__Task to complete__:
Locate and copy each line in the data that contains the word "this".
━━━━━ Working data ━━━━━
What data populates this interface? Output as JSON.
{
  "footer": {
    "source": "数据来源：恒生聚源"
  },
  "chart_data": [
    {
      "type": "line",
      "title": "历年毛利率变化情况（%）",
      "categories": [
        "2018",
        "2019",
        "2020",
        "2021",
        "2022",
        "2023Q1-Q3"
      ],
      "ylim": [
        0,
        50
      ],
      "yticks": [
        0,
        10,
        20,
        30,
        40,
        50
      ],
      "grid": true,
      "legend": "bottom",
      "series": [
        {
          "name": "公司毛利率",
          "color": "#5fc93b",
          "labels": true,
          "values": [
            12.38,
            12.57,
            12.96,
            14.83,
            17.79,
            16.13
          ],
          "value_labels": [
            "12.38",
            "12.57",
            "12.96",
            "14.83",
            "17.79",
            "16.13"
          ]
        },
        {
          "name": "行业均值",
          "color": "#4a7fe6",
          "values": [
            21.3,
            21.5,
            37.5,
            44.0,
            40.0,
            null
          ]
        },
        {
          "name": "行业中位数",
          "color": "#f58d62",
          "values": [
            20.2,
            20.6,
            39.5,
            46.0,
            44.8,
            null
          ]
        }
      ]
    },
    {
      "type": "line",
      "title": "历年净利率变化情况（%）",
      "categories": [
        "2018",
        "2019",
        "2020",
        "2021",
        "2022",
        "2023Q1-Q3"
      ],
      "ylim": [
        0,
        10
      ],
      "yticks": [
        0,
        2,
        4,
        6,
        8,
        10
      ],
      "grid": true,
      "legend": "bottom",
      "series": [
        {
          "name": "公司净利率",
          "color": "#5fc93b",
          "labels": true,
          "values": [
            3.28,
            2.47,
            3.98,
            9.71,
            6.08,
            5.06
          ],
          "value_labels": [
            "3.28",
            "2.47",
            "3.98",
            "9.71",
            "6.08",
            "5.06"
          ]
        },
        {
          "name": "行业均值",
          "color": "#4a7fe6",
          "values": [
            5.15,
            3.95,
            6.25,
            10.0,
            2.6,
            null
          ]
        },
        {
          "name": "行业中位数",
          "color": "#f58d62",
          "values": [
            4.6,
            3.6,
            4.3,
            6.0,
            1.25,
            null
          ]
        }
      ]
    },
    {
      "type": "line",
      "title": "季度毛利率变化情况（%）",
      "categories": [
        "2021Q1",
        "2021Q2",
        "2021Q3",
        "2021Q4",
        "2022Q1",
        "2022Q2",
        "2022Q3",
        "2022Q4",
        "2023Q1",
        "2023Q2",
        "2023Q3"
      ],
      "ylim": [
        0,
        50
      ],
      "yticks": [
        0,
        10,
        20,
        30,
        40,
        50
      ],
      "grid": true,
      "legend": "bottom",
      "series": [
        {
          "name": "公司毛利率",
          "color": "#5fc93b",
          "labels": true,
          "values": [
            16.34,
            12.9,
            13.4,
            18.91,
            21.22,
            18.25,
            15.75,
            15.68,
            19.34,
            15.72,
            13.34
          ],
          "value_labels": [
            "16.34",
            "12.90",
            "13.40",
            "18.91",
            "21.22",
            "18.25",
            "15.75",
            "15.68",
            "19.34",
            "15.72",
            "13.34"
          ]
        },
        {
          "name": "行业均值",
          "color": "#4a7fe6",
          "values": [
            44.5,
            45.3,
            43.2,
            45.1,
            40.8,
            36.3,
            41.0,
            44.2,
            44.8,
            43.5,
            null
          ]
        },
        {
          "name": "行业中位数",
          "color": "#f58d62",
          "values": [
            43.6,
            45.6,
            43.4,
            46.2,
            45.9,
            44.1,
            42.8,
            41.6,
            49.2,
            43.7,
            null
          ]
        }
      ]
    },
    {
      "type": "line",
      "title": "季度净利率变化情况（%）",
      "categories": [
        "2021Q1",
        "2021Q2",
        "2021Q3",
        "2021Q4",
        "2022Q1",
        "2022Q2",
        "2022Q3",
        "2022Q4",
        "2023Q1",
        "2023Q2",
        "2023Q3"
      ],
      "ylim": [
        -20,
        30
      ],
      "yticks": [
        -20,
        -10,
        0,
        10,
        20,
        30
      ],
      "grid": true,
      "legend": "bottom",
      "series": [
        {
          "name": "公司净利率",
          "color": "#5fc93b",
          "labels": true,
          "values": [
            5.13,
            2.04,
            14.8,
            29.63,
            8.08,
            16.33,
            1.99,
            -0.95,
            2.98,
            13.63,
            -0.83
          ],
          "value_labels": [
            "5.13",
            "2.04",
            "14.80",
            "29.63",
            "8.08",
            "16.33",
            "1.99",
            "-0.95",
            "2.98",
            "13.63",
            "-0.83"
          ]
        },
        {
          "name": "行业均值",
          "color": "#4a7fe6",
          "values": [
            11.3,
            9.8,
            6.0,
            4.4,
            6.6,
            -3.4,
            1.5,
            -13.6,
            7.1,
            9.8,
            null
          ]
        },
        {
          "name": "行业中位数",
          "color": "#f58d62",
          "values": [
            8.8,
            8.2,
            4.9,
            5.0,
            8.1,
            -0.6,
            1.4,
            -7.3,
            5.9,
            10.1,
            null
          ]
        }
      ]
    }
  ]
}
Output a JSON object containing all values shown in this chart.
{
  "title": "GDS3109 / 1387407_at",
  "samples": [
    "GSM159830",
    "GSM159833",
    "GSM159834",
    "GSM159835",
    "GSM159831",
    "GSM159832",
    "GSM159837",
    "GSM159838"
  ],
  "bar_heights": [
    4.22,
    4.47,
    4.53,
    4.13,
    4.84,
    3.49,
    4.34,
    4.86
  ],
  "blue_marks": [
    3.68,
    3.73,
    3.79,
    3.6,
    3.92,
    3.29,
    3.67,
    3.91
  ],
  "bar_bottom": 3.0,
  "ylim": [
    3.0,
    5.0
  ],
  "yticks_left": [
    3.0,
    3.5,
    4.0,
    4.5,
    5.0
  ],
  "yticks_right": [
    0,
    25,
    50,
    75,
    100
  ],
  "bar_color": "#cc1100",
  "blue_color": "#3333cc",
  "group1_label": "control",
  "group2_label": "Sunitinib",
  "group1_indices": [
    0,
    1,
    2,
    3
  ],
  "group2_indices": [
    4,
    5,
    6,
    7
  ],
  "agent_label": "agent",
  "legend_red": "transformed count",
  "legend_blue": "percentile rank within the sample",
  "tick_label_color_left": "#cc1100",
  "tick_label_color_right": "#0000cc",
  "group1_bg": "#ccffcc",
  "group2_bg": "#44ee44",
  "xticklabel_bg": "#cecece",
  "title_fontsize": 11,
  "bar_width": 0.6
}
━━━━━
__Problem solution__:
What data populates this interface? Output as JSON.
Output a JSON object containing all values shown in this chart.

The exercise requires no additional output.